### INSTRUCTIONS FOR THE TASK
Below is a block of records; repeat all of them exactly.

### ROWS
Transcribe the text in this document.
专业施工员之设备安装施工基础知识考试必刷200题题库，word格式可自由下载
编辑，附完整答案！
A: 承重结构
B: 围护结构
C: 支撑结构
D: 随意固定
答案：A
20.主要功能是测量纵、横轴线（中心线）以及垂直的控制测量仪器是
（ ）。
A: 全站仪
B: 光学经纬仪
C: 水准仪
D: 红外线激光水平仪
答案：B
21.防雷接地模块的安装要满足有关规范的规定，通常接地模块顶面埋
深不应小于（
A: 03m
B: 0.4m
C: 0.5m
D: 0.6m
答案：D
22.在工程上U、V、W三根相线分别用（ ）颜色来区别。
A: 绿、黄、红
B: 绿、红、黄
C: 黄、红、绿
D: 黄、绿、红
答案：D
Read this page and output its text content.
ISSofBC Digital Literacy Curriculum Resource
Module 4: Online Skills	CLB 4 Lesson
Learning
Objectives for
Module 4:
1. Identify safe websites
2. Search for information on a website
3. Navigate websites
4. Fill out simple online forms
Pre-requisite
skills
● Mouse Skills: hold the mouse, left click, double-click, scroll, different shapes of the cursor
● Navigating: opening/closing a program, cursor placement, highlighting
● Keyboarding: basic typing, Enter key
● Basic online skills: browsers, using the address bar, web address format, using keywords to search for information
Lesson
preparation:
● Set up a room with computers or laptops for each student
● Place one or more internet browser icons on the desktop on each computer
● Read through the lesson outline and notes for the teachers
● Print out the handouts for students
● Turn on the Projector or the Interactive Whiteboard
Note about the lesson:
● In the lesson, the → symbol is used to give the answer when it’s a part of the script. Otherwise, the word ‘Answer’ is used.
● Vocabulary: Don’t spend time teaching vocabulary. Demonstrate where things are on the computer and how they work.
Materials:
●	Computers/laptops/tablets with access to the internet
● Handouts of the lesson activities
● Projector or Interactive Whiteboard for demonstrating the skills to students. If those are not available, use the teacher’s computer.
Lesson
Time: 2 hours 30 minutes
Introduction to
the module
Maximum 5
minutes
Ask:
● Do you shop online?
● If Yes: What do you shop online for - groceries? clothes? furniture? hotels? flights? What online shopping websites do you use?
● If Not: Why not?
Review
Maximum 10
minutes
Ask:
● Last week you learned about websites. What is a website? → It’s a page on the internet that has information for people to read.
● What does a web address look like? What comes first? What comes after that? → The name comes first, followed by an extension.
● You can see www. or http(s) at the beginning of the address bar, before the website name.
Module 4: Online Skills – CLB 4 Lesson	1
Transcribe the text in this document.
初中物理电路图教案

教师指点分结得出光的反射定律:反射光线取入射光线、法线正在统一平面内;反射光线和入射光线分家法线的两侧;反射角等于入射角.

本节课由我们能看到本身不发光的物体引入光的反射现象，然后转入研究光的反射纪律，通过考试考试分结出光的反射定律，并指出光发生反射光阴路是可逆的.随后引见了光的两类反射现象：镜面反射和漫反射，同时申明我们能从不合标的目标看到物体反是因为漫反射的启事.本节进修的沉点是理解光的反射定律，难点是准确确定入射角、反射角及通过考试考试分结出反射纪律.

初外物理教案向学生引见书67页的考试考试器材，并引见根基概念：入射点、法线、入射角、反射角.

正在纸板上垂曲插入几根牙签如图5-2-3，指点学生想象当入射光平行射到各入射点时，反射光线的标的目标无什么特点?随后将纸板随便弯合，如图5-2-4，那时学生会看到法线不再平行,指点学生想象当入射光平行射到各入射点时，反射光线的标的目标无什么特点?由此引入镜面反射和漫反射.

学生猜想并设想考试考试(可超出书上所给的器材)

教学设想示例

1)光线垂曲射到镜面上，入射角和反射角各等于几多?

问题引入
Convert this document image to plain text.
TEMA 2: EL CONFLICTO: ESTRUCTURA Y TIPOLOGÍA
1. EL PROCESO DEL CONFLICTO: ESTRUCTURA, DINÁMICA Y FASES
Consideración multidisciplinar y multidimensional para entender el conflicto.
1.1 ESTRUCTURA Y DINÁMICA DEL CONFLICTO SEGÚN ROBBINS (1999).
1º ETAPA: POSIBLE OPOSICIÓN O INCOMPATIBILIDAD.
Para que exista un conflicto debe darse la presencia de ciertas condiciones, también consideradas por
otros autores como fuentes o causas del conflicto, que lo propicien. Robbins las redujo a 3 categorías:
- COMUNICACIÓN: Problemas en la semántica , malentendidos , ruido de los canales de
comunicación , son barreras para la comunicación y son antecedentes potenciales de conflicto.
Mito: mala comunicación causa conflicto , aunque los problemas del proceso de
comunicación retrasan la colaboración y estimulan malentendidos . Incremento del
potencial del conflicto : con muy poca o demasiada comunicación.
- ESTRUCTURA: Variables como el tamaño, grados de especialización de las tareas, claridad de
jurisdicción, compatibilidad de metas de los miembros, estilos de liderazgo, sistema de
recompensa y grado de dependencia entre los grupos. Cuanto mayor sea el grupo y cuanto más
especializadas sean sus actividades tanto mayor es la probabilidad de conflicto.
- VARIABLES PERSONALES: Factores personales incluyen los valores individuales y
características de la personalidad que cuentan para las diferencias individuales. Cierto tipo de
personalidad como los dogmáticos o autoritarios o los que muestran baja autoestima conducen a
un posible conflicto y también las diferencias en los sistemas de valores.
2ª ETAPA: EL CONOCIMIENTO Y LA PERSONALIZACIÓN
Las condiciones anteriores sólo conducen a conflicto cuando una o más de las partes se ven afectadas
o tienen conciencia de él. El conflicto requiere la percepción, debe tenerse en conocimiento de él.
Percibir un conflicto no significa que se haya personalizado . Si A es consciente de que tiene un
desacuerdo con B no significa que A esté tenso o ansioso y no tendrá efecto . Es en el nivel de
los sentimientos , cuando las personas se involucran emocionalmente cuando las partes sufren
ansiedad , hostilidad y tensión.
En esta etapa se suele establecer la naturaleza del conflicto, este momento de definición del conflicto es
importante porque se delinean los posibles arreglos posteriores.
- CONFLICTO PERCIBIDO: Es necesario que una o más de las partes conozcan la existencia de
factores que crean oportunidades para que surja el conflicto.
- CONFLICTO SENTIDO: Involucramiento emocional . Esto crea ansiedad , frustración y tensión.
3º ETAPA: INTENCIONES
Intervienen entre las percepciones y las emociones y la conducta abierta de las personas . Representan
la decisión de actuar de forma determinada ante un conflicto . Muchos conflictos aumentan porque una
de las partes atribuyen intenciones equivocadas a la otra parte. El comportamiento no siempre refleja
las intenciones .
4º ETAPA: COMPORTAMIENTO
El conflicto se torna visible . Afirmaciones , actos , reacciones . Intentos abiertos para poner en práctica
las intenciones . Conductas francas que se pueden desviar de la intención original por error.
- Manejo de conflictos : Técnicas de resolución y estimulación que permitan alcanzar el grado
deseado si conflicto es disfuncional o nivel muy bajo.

### COMPLETE OUTPUT
Transcribe the text in this document.
专业施工员之设备安装施工基础知识考试必刷200题题库，word格式可自由下载
编辑，附完整答案！
A: 承重结构
B: 围护结构
C: 支撑结构
D: 随意固定
答案：A
20.主要功能是测量纵、横轴线（中心线）以及垂直的控制测量仪器是
（ ）。
A: 全站仪
B: 光学经纬仪
C: 水准仪
D: 红外线激光水平仪
答案：B
21.防雷接地模块的安装要满足有关规范的规定，通常接地模块顶面埋
深不应小于（
A: 03m
B: 0.4m
C: 0.5m
D: 0.6m
答案：D
22.在工程上U、V、W三根相线分别用（ ）颜色来区别。
A: 绿、黄、红
B: 绿、红、黄
C: 黄、红、绿
D: 黄、绿、红
答案：D
Read this page and output its text content.
ISSofBC Digital Literacy Curriculum Resource
Module 4: Online Skills	CLB 4 Lesson
Learning
Objectives for
Module 4:
1. Identify safe websites
2. Search for information on a website
3. Navigate websites
4. Fill out simple online forms
Pre-requisite
skills
● Mouse Skills: hold the mouse, left click, double-click, scroll, different shapes of the cursor
● Navigating: opening/closing a program, cursor placement, highlighting
● Keyboarding: basic typing, Enter key
● Basic online skills: browsers, using the address bar, web address format, using keywords to search for information
Lesson
preparation:
● Set up a room with computers or laptops for each student
● Place one or more internet browser icons on the desktop on each computer
● Read through the lesson outline and notes for the teachers
● Print out the handouts for students
● Turn on the Projector or the Interactive Whiteboard
Note about the lesson:
● In the lesson, the → symbol is used to give the answer when it’s a part of the script. Otherwise, the word ‘Answer’ is used.
● Vocabulary: Don’t spend time teaching vocabulary. Demonstrate where things are on the computer and how they work.
Materials:
●	Computers/laptops/tablets with access to the internet
● Handouts of the lesson activities
● Projector or Interactive Whiteboard for demonstrating the skills to students. If those are not available, use the teacher’s computer.
Lesson
Time: 2 hours 30 minutes
Introduction to
the module
Maximum 5
minutes
Ask:
● Do you shop online?
● If Yes: What do you shop online for - groceries? clothes? furniture? hotels? flights? What online shopping websites do you use?
● If Not: Why not?
Review
Maximum 10
minutes
Ask:
● Last week you learned about websites. What is a website? → It’s a page on the internet that has information for people to read.
● What does a web address look like? What comes first? What comes after that? → The name comes first, followed by an extension.
● You can see www. or http(s) at the beginning of the address bar, before the website name.
Module 4: Online Skills – CLB 4 Lesson	1
Transcribe the text in this document.
初中物理电路图教案

教师指点分结得出光的反射定律:反射光线取入射光线、法线正在统一平面内;反射光线和入射光线分家法线的两侧;反射角等于入射角.

本节课由我们能看到本身不发光的物体引入光的反射现象，然后转入研究光的反射纪律，通过考试考试分结出光的反射定律，并指出光发生反射光阴路是可逆的.随后引见了光的两类反射现象：镜面反射和漫反射，同时申明我们能从不合标的目标看到物体反是因为漫反射的启事.本节进修的沉点是理解光的反射定律，难点是准确确定入射角、反射角及通过考试考试分结出反射纪律.

初外物理教案向学生引见书67页的考试考试器材，并引见根基概念：入射点、法线、入射角、反射角.

正在纸板上垂曲插入几根牙签如图5-2-3，指点学生想象当入射光平行射到各入射点时，反射光线的标的目标无什么特点?随后将纸板随便弯合，如图5-2-4，那时学生会看到法线不再平行,指点学生想象当入射光平行射到各入射点时，反射光线的标的目标无什么特点?由此引入镜面反射和漫反射.

学生猜想并设想考试考试(可超出书上所给的器材)

教学设想示例

1)光线垂曲射到镜面上，入射角和反射角各等于几多?

问题引入
Convert this document image to plain text.
TEMA 2: EL CONFLICTO: ESTRUCTURA Y TIPOLOGÍA
1. EL PROCESO DEL CONFLICTO: ESTRUCTURA, DINÁMICA Y FASES
Consideración multidisciplinar y multidimensional para entender el conflicto.
1.1 ESTRUCTURA Y DINÁMICA DEL CONFLICTO SEGÚN ROBBINS (1999).
1º ETAPA: POSIBLE OPOSICIÓN O INCOMPATIBILIDAD.
Para que exista un conflicto debe darse la presencia de ciertas condiciones, también consideradas por
otros autores como fuentes o causas del conflicto, que lo propicien. Robbins las redujo a 3 categorías:
- COMUNICACIÓN: Problemas en la semántica , malentendidos , ruido de los canales de
comunicación , son barreras para la comunicación y son antecedentes potenciales de conflicto.
Mito: mala comunicación causa conflicto , aunque los problemas del proceso de
comunicación retrasan la colaboración y estimulan malentendidos . Incremento del
potencial del conflicto : con muy poca o demasiada comunicación.
- ESTRUCTURA: Variables como el tamaño, grados de especialización de las tareas, claridad de
jurisdicción, compatibilidad de metas de los miembros, estilos de liderazgo, sistema de
recompensa y grado de dependencia entre los grupos. Cuanto mayor sea el grupo y cuanto más
especializadas sean sus actividades tanto mayor es la probabilidad de conflicto.
- VARIABLES PERSONALES: Factores personales incluyen los valores individuales y
características de la personalidad que cuentan para las diferencias individuales. Cierto tipo de
personalidad como los dogmáticos o autoritarios o los que muestran baja autoestima conducen a
un posible conflicto y también las diferencias en los sistemas de valores.
2ª ETAPA: EL CONOCIMIENTO Y LA PERSONALIZACIÓN
Las condiciones anteriores sólo conducen a conflicto cuando una o más de las partes se ven afectadas
o tienen conciencia de él. El conflicto requiere la percepción, debe tenerse en conocimiento de él.
Percibir un conflicto no significa que se haya personalizado . Si A es consciente de que tiene un
desacuerdo con B no significa que A esté tenso o ansioso y no tendrá efecto . Es en el nivel de
los sentimientos , cuando las personas se involucran emocionalmente cuando las partes sufren
ansiedad , hostilidad y tensión.
En esta etapa se suele establecer la naturaleza del conflicto, este momento de definición del conflicto es
importante porque se delinean los posibles arreglos posteriores.
- CONFLICTO PERCIBIDO: Es necesario que una o más de las partes conozcan la existencia de
factores que crean oportunidades para que surja el conflicto.
- CONFLICTO SENTIDO: Involucramiento emocional . Esto crea ansiedad , frustración y tensión.
3º ETAPA: INTENCIONES
Intervienen entre las percepciones y las emociones y la conducta abierta de las personas . Representan
la decisión de actuar de forma determinada ante un conflicto . Muchos conflictos aumentan porque una
de las partes atribuyen intenciones equivocadas a la otra parte. El comportamiento no siempre refleja
las intenciones .
4º ETAPA: COMPORTAMIENTO
El conflicto se torna visible . Afirmaciones , actos , reacciones . Intentos abiertos para poner en práctica
las intenciones . Conductas francas que se pueden desviar de la intención original por error.
- Manejo de conflictos : Técnicas de resolución y estimulación que permitan alcanzar el grado
deseado si conflicto es disfuncional o nivel muy bajo.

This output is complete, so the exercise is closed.